### Dataset content

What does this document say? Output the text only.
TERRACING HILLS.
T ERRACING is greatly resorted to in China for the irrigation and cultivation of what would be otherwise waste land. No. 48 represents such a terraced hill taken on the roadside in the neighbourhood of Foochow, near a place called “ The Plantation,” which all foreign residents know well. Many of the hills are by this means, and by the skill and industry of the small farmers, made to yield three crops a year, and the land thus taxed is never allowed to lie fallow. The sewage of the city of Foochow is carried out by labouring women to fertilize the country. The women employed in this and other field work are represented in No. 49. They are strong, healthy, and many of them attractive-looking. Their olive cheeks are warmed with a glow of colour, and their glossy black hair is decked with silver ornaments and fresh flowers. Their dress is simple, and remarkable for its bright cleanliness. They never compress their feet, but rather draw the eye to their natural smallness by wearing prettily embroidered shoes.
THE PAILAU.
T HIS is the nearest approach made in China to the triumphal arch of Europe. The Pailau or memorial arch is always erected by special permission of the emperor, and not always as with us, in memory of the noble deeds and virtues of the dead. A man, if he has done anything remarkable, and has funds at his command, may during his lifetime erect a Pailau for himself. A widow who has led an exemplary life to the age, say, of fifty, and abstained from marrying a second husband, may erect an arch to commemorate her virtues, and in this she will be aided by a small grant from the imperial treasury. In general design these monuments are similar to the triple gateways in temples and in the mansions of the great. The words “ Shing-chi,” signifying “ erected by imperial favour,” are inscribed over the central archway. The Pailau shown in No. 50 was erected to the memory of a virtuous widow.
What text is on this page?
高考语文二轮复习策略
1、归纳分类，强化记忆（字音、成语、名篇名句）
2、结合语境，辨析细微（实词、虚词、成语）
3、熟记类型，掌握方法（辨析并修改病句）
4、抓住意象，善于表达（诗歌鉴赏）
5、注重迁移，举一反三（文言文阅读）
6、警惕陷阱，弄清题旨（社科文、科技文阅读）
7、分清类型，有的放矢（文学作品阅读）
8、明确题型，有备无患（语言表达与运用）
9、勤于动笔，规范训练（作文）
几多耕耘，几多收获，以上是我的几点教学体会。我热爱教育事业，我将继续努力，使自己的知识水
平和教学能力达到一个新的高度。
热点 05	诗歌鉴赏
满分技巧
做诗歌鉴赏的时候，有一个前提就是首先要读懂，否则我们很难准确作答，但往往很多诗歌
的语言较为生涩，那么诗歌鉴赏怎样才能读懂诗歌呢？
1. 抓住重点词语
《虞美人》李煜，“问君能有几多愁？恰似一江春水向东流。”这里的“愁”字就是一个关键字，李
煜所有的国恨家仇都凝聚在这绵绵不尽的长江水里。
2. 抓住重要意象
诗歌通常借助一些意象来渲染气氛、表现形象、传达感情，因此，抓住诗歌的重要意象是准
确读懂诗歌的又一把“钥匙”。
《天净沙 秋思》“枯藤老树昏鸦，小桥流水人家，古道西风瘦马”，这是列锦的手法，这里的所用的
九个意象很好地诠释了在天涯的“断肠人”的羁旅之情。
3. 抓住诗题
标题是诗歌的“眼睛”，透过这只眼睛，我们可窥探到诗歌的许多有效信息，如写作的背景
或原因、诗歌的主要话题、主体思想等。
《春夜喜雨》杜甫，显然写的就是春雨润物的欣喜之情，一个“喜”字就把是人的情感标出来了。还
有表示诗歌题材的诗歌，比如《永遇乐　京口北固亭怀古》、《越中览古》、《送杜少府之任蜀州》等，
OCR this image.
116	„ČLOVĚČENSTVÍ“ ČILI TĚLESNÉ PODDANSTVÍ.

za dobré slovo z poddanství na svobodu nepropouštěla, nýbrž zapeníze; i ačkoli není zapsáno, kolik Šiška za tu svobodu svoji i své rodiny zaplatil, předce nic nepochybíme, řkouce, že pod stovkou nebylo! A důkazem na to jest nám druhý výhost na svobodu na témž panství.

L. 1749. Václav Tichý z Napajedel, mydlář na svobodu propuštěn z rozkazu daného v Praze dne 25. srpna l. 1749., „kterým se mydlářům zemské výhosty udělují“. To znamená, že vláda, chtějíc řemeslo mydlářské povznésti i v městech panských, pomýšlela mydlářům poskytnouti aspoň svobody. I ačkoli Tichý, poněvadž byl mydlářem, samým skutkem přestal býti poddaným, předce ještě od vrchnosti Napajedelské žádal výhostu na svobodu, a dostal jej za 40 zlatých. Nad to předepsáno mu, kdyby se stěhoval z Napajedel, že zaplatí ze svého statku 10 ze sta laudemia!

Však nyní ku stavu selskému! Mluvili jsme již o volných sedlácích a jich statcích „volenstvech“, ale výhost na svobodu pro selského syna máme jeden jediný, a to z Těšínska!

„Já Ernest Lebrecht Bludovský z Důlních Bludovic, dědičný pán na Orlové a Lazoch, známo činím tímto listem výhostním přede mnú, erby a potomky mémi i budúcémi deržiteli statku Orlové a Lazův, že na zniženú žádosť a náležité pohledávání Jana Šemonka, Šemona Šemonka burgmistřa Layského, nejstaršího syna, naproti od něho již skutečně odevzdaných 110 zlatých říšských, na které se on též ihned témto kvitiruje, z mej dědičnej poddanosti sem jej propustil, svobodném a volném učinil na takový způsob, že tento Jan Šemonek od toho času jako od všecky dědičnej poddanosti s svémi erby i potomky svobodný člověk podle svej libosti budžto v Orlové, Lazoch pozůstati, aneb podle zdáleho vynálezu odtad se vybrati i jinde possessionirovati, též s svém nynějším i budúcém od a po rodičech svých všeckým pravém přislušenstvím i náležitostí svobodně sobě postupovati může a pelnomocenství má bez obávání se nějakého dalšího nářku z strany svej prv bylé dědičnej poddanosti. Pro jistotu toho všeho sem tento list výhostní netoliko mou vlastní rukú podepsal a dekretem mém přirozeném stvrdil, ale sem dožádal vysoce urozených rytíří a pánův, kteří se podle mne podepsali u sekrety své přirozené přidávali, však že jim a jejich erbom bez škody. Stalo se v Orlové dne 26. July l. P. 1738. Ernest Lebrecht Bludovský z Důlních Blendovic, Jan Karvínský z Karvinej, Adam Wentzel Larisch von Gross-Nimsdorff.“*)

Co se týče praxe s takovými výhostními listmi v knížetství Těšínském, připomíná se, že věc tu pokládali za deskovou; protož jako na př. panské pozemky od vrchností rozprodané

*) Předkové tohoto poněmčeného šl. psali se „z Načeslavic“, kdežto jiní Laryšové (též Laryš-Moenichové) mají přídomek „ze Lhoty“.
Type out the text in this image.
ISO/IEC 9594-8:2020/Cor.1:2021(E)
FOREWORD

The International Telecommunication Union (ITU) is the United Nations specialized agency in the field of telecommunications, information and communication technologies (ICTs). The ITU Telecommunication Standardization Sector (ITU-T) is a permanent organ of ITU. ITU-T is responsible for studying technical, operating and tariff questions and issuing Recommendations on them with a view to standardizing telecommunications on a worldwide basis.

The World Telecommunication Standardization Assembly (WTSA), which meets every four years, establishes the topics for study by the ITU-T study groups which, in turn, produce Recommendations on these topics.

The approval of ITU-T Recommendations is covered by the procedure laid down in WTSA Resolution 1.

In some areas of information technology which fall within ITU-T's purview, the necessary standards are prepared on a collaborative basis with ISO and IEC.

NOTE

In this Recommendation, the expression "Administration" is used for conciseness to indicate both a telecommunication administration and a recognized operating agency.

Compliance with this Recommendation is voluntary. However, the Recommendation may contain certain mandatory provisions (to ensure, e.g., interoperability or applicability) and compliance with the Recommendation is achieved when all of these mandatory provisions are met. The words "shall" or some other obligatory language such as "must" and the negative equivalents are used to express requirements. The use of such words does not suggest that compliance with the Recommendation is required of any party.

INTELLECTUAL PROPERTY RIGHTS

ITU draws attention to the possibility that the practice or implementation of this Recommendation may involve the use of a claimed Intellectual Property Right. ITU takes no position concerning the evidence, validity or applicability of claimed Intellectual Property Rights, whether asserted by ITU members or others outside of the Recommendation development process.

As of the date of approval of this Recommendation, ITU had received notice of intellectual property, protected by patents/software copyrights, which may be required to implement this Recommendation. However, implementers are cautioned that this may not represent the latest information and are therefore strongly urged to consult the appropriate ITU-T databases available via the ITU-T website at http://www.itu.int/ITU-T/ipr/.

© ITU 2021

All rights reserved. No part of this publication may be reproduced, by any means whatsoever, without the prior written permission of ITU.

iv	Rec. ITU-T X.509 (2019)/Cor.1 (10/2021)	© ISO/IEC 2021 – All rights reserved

### Task description
Write out every line of the data that holds the word "reserved".

### Result for this exercise
All rights reserved. No part of this publication may be reproduced, by any means whatsoever, without the prior written permission of ITU.
iv	Rec. ITU-T X.509 (2019)/Cor.1 (10/2021)	© ISO/IEC 2021 – All rights reserved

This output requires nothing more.